REQUIRED WORK:
Write out each record again exactly as it stands.

RECORD LIST:
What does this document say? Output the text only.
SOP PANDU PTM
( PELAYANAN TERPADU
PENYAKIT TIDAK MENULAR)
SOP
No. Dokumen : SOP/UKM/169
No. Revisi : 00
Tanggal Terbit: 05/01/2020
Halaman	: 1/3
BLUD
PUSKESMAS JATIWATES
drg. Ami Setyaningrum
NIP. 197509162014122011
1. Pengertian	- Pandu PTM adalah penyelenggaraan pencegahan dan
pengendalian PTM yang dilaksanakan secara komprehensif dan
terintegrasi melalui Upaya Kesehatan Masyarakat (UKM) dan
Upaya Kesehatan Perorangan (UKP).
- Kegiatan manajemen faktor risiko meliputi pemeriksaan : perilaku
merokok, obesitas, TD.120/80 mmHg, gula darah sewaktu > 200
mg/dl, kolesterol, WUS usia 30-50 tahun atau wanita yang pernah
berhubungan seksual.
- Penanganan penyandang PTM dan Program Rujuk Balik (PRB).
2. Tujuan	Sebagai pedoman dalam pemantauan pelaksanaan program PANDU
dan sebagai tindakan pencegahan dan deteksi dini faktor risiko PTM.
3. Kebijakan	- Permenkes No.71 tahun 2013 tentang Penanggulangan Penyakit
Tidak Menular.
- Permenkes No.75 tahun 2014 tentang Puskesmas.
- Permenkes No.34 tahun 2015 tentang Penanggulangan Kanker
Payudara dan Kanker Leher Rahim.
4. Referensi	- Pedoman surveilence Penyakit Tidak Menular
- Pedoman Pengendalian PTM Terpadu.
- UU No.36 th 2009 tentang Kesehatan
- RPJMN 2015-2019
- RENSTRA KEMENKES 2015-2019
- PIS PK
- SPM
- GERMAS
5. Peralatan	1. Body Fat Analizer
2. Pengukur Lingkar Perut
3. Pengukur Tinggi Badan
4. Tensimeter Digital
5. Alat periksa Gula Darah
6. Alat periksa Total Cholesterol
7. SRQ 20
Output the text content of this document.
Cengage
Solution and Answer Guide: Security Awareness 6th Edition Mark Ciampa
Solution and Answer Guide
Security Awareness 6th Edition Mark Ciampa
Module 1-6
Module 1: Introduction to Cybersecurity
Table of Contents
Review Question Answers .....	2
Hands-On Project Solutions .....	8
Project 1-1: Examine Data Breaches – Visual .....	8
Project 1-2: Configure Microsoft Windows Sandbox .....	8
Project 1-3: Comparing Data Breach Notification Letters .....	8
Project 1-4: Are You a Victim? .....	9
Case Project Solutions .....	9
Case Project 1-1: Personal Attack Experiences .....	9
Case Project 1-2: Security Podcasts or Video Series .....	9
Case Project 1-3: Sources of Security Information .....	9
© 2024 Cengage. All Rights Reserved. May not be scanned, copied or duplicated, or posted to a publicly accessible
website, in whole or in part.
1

THE OUTPUT:
What does this document say? Output the text only.
SOP PANDU PTM
( PELAYANAN TERPADU
PENYAKIT TIDAK MENULAR)
SOP
No. Dokumen : SOP/UKM/169
No. Revisi : 00
Tanggal Terbit: 05/01/2020
Halaman	: 1/3
BLUD
PUSKESMAS JATIWATES
drg. Ami Setyaningrum
NIP. 197509162014122011
1. Pengertian	- Pandu PTM adalah penyelenggaraan pencegahan dan
pengendalian PTM yang dilaksanakan secara komprehensif dan
terintegrasi melalui Upaya Kesehatan Masyarakat (UKM) dan
Upaya Kesehatan Perorangan (UKP).
- Kegiatan manajemen faktor risiko meliputi pemeriksaan : perilaku
merokok, obesitas, TD.120/80 mmHg, gula darah sewaktu > 200
mg/dl, kolesterol, WUS usia 30-50 tahun atau wanita yang pernah
berhubungan seksual.
- Penanganan penyandang PTM dan Program Rujuk Balik (PRB).
2. Tujuan	Sebagai pedoman dalam pemantauan pelaksanaan program PANDU
dan sebagai tindakan pencegahan dan deteksi dini faktor risiko PTM.
3. Kebijakan	- Permenkes No.71 tahun 2013 tentang Penanggulangan Penyakit
Tidak Menular.
- Permenkes No.75 tahun 2014 tentang Puskesmas.
- Permenkes No.34 tahun 2015 tentang Penanggulangan Kanker
Payudara dan Kanker Leher Rahim.
4. Referensi	- Pedoman surveilence Penyakit Tidak Menular
- Pedoman Pengendalian PTM Terpadu.
- UU No.36 th 2009 tentang Kesehatan
- RPJMN 2015-2019
- RENSTRA KEMENKES 2015-2019
- PIS PK
- SPM
- GERMAS
5. Peralatan	1. Body Fat Analizer
2. Pengukur Lingkar Perut
3. Pengukur Tinggi Badan
4. Tensimeter Digital
5. Alat periksa Gula Darah
6. Alat periksa Total Cholesterol
7. SRQ 20
Output the text content of this document.
Cengage
Solution and Answer Guide: Security Awareness 6th Edition Mark Ciampa
Solution and Answer Guide
Security Awareness 6th Edition Mark Ciampa
Module 1-6
Module 1: Introduction to Cybersecurity
Table of Contents
Review Question Answers .....	2
Hands-On Project Solutions .....	8
Project 1-1: Examine Data Breaches – Visual .....	8
Project 1-2: Configure Microsoft Windows Sandbox .....	8
Project 1-3: Comparing Data Breach Notification Letters .....	8
Project 1-4: Are You a Victim? .....	9
Case Project Solutions .....	9
Case Project 1-1: Personal Attack Experiences .....	9
Case Project 1-2: Security Podcasts or Video Series .....	9
Case Project 1-3: Sources of Security Information .....	9
© 2024 Cengage. All Rights Reserved. May not be scanned, copied or duplicated, or posted to a publicly accessible
website, in whole or in part.
1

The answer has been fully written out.